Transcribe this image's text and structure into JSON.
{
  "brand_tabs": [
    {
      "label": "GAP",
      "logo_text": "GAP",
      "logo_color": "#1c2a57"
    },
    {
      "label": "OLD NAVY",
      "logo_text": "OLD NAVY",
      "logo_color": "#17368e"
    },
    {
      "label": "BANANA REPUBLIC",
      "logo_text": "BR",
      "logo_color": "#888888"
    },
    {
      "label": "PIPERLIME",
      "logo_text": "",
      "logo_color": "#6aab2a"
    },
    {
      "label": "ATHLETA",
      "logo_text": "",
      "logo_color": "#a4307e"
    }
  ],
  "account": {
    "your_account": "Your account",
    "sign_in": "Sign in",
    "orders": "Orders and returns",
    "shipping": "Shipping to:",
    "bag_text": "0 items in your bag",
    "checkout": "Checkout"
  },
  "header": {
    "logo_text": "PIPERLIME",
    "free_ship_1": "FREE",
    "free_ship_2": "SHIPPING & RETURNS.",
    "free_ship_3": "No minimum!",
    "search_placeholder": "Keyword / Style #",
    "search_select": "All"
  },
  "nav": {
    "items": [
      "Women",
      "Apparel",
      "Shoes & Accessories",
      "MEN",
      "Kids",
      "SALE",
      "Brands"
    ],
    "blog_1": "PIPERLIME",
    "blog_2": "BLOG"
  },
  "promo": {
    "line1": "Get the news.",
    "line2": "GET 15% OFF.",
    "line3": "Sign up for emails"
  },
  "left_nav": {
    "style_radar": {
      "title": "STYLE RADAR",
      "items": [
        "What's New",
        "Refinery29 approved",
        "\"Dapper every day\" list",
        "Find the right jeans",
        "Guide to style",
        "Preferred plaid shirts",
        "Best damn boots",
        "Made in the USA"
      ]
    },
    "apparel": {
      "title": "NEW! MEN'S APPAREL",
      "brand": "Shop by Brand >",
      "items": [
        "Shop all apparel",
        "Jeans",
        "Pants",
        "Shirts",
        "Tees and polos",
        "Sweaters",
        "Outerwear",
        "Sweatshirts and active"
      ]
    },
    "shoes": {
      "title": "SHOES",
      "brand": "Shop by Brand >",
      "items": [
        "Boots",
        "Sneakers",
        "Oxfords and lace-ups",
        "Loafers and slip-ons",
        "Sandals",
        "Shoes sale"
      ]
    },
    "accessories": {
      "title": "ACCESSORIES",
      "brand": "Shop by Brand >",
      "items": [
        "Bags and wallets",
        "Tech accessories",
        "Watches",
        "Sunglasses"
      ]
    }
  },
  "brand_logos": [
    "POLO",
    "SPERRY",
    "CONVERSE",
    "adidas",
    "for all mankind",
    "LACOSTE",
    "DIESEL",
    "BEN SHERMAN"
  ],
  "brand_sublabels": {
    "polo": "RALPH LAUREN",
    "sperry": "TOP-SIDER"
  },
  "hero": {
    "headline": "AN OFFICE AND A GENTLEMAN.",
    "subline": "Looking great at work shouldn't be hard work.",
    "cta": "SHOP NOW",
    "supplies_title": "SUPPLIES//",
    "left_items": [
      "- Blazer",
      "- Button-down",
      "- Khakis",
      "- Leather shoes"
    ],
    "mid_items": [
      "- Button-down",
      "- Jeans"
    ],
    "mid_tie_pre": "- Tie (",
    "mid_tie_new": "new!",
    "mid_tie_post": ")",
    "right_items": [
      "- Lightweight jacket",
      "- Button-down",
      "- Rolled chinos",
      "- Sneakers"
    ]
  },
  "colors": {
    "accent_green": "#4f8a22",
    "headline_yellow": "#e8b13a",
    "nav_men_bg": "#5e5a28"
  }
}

**EXERCISE TASK**
Take the material above and return all of it exactly.

**SOLUTION FOR THIS EXERCISE**
Transcribe this image's text and structure into JSON.
{
  "brand_tabs": [
    {
      "label": "GAP",
      "logo_text": "GAP",
      "logo_color": "#1c2a57"
    },
    {
      "label": "OLD NAVY",
      "logo_text": "OLD NAVY",
      "logo_color": "#17368e"
    },
    {
      "label": "BANANA REPUBLIC",
      "logo_text": "BR",
      "logo_color": "#888888"
    },
    {
      "label": "PIPERLIME",
      "logo_text": "",
      "logo_color": "#6aab2a"
    },
    {
      "label": "ATHLETA",
      "logo_text": "",
      "logo_color": "#a4307e"
    }
  ],
  "account": {
    "your_account": "Your account",
    "sign_in": "Sign in",
    "orders": "Orders and returns",
    "shipping": "Shipping to:",
    "bag_text": "0 items in your bag",
    "checkout": "Checkout"
  },
  "header": {
    "logo_text": "PIPERLIME",
    "free_ship_1": "FREE",
    "free_ship_2": "SHIPPING & RETURNS.",
    "free_ship_3": "No minimum!",
    "search_placeholder": "Keyword / Style #",
    "search_select": "All"
  },
  "nav": {
    "items": [
      "Women",
      "Apparel",
      "Shoes & Accessories",
      "MEN",
      "Kids",
      "SALE",
      "Brands"
    ],
    "blog_1": "PIPERLIME",
    "blog_2": "BLOG"
  },
  "promo": {
    "line1": "Get the news.",
    "line2": "GET 15% OFF.",
    "line3": "Sign up for emails"
  },
  "left_nav": {
    "style_radar": {
      "title": "STYLE RADAR",
      "items": [
        "What's New",
        "Refinery29 approved",
        "\"Dapper every day\" list",
        "Find the right jeans",
        "Guide to style",
        "Preferred plaid shirts",
        "Best damn boots",
        "Made in the USA"
      ]
    },
    "apparel": {
      "title": "NEW! MEN'S APPAREL",
      "brand": "Shop by Brand >",
      "items": [
        "Shop all apparel",
        "Jeans",
        "Pants",
        "Shirts",
        "Tees and polos",
        "Sweaters",
        "Outerwear",
        "Sweatshirts and active"
      ]
    },
    "shoes": {
      "title": "SHOES",
      "brand": "Shop by Brand >",
      "items": [
        "Boots",
        "Sneakers",
        "Oxfords and lace-ups",
        "Loafers and slip-ons",
        "Sandals",
        "Shoes sale"
      ]
    },
    "accessories": {
      "title": "ACCESSORIES",
      "brand": "Shop by Brand >",
      "items": [
        "Bags and wallets",
        "Tech accessories",
        "Watches",
        "Sunglasses"
      ]
    }
  },
  "brand_logos": [
    "POLO",
    "SPERRY",
    "CONVERSE",
    "adidas",
    "for all mankind",
    "LACOSTE",
    "DIESEL",
    "BEN SHERMAN"
  ],
  "brand_sublabels": {
    "polo": "RALPH LAUREN",
    "sperry": "TOP-SIDER"
  },
  "hero": {
    "headline": "AN OFFICE AND A GENTLEMAN.",
    "subline": "Looking great at work shouldn't be hard work.",
    "cta": "SHOP NOW",
    "supplies_title": "SUPPLIES//",
    "left_items": [
      "- Blazer",
      "- Button-down",
      "- Khakis",
      "- Leather shoes"
    ],
    "mid_items": [
      "- Button-down",
      "- Jeans"
    ],
    "mid_tie_pre": "- Tie (",
    "mid_tie_new": "new!",
    "mid_tie_post": ")",
    "right_items": [
      "- Lightweight jacket",
      "- Button-down",
      "- Rolled chinos",
      "- Sneakers"
    ]
  },
  "colors": {
    "accent_green": "#4f8a22",
    "headline_yellow": "#e8b13a",
    "nav_men_bg": "#5e5a28"
  }
}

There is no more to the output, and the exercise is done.